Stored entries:

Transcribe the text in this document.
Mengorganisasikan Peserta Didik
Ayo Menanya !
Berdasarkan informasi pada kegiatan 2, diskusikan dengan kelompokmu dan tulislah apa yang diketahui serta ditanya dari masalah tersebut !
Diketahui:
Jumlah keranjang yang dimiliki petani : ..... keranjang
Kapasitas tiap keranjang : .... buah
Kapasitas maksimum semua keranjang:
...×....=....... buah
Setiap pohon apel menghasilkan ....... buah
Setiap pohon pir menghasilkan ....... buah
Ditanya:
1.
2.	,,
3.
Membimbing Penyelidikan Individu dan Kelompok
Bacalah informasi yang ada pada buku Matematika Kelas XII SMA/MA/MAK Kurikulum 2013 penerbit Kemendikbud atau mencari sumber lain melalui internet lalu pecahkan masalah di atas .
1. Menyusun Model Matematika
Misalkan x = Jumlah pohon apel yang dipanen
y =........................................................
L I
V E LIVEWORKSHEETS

§ Set task:
Search the data above for the string "informasi" and copy each line that has it.

§ Exercise output:
Berdasarkan informasi pada kegiatan 2, diskusikan dengan kelompokmu dan tulislah apa yang diketahui serta ditanya dari masalah tersebut !
Bacalah informasi yang ada pada buku Matematika Kelas XII SMA/MA/MAK Kurikulum 2013 penerbit Kemendikbud atau mencari sumber lain melalui internet lalu pecahkan masalah di atas .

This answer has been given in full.